**Task requirements:**
Word for word, give the material below again, minus any images.
──────── Supplied information ────────
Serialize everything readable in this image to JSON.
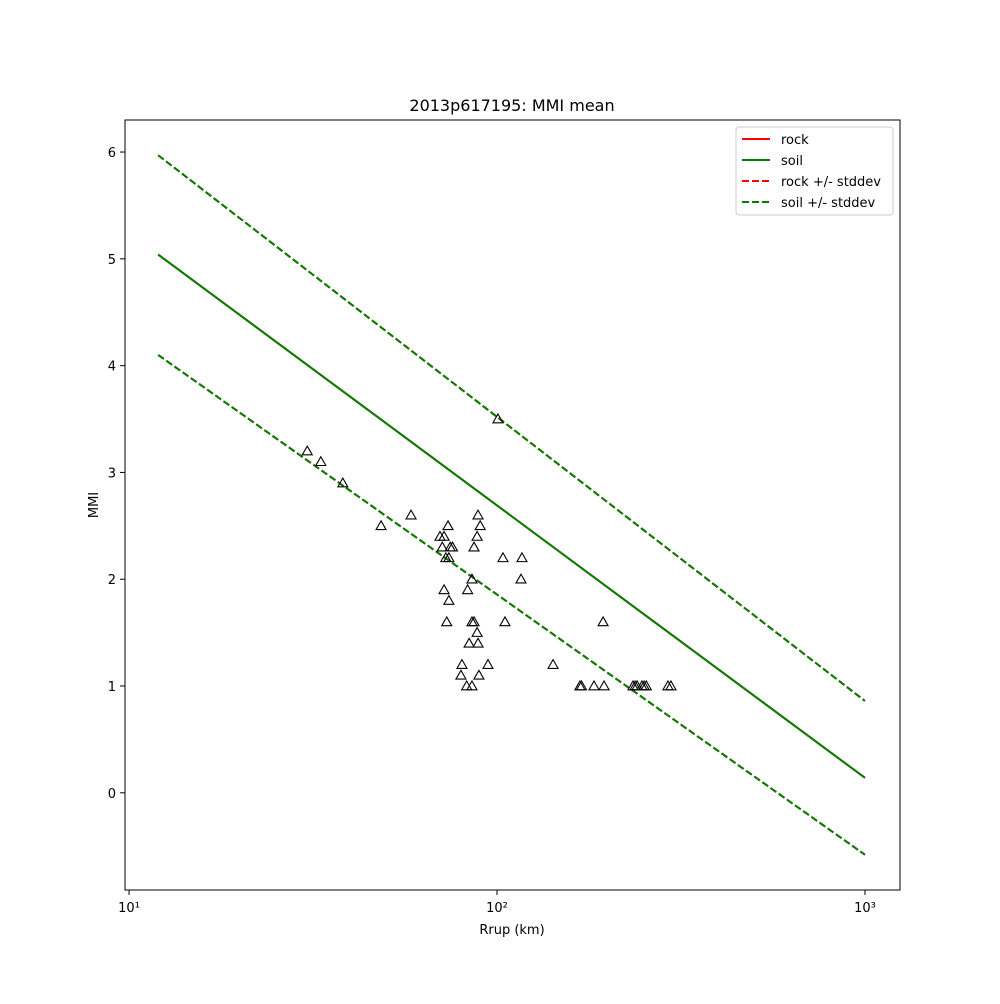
{
  "chart_data": {
    "type": "line",
    "title": "2013p617195: MMI mean",
    "x_label": "Rrup (km)",
    "y_label": "MMI",
    "xscale": "log",
    "xlim": [
      9.75,
      1245
    ],
    "ylim": [
      -0.91,
      6.3
    ],
    "xticks": [
      {
        "value": 10,
        "label": "10¹"
      },
      {
        "value": 100,
        "label": "10²"
      },
      {
        "value": 1000,
        "label": "10³"
      }
    ],
    "yticks": [
      0,
      1,
      2,
      3,
      4,
      5,
      6
    ],
    "legend": "upper right",
    "series": [
      {
        "name": "rock",
        "color": "#ff0000",
        "style": "solid",
        "x": [
          12,
          1000
        ],
        "values": [
          5.04,
          0.14
        ]
      },
      {
        "name": "soil",
        "color": "#008000",
        "style": "solid",
        "x": [
          12,
          1000
        ],
        "values": [
          5.04,
          0.14
        ]
      },
      {
        "name": "rock +/- stddev",
        "color": "#ff0000",
        "style": "dashed",
        "x": [
          12,
          1000
        ],
        "upper": [
          5.97,
          0.86
        ],
        "lower": [
          4.1,
          -0.58
        ]
      },
      {
        "name": "soil +/- stddev",
        "color": "#008000",
        "style": "dashed",
        "x": [
          12,
          1000
        ],
        "upper": [
          5.97,
          0.86
        ],
        "lower": [
          4.1,
          -0.58
        ]
      }
    ],
    "points": {
      "marker": "triangle",
      "color": "#000000",
      "x": [
        30.5,
        33.2,
        38.1,
        48.4,
        58.4,
        70.0,
        71.8,
        71.0,
        73.6,
        72.6,
        74.0,
        74.6,
        75.7,
        71.8,
        74.0,
        73.0,
        85.5,
        86.6,
        88.8,
        88.3,
        90.0,
        86.6,
        85.5,
        83.2,
        88.3,
        88.8,
        84.0,
        80.3,
        79.8,
        89.3,
        94.5,
        82.7,
        85.5,
        100.6,
        103.8,
        105.1,
        116.9,
        116.2,
        142,
        168,
        169.7,
        183.5,
        195.4,
        194.2,
        234.2,
        237.3,
        240.3,
        247.7,
        251,
        254.5,
        291.5,
        297
      ],
      "values": [
        3.2,
        3.1,
        2.9,
        2.5,
        2.6,
        2.4,
        2.4,
        2.3,
        2.5,
        2.2,
        2.2,
        2.3,
        2.3,
        1.9,
        1.8,
        1.6,
        1.6,
        1.6,
        2.6,
        2.4,
        2.5,
        2.3,
        2.0,
        1.9,
        1.5,
        1.4,
        1.4,
        1.2,
        1.1,
        1.1,
        1.2,
        1.0,
        1.0,
        3.5,
        2.2,
        1.6,
        2.2,
        2.0,
        1.2,
        1.0,
        1.0,
        1.0,
        1.0,
        1.6,
        1.0,
        1.0,
        1.0,
        1.0,
        1.0,
        1.0,
        1.0,
        1.0
      ]
    }
  }
}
────────
**Written answer:**
Serialize everything readable in this image to JSON.
{
  "chart_data": {
    "type": "line",
    "title": "2013p617195: MMI mean",
    "x_label": "Rrup (km)",
    "y_label": "MMI",
    "xscale": "log",
    "xlim": [
      9.75,
      1245
    ],
    "ylim": [
      -0.91,
      6.3
    ],
    "xticks": [
      {
        "value": 10,
        "label": "10¹"
      },
      {
        "value": 100,
        "label": "10²"
      },
      {
        "value": 1000,
        "label": "10³"
      }
    ],
    "yticks": [
      0,
      1,
      2,
      3,
      4,
      5,
      6
    ],
    "legend": "upper right",
    "series": [
      {
        "name": "rock",
        "color": "#ff0000",
        "style": "solid",
        "x": [
          12,
          1000
        ],
        "values": [
          5.04,
          0.14
        ]
      },
      {
        "name": "soil",
        "color": "#008000",
        "style": "solid",
        "x": [
          12,
          1000
        ],
        "values": [
          5.04,
          0.14
        ]
      },
      {
        "name": "rock +/- stddev",
        "color": "#ff0000",
        "style": "dashed",
        "x": [
          12,
          1000
        ],
        "upper": [
          5.97,
          0.86
        ],
        "lower": [
          4.1,
          -0.58
        ]
      },
      {
        "name": "soil +/- stddev",
        "color": "#008000",
        "style": "dashed",
        "x": [
          12,
          1000
        ],
        "upper": [
          5.97,
          0.86
        ],
        "lower": [
          4.1,
          -0.58
        ]
      }
    ],
    "points": {
      "marker": "triangle",
      "color": "#000000",
      "x": [
        30.5,
        33.2,
        38.1,
        48.4,
        58.4,
        70.0,
        71.8,
        71.0,
        73.6,
        72.6,
        74.0,
        74.6,
        75.7,
        71.8,
        74.0,
        73.0,
        85.5,
        86.6,
        88.8,
        88.3,
        90.0,
        86.6,
        85.5,
        83.2,
        88.3,
        88.8,
        84.0,
        80.3,
        79.8,
        89.3,
        94.5,
        82.7,
        85.5,
        100.6,
        103.8,
        105.1,
        116.9,
        116.2,
        142,
        168,
        169.7,
        183.5,
        195.4,
        194.2,
        234.2,
        237.3,
        240.3,
        247.7,
        251,
        254.5,
        291.5,
        297
      ],
      "values": [
        3.2,
        3.1,
        2.9,
        2.5,
        2.6,
        2.4,
        2.4,
        2.3,
        2.5,
        2.2,
        2.2,
        2.3,
        2.3,
        1.9,
        1.8,
        1.6,
        1.6,
        1.6,
        2.6,
        2.4,
        2.5,
        2.3,
        2.0,
        1.9,
        1.5,
        1.4,
        1.4,
        1.2,
        1.1,
        1.1,
        1.2,
        1.0,
        1.0,
        3.5,
        2.2,
        1.6,
        2.2,
        2.0,
        1.2,
        1.0,
        1.0,
        1.0,
        1.0,
        1.6,
        1.0,
        1.0,
        1.0,
        1.0,
        1.0,
        1.0,
        1.0,
        1.0
      ]
    }
  }
}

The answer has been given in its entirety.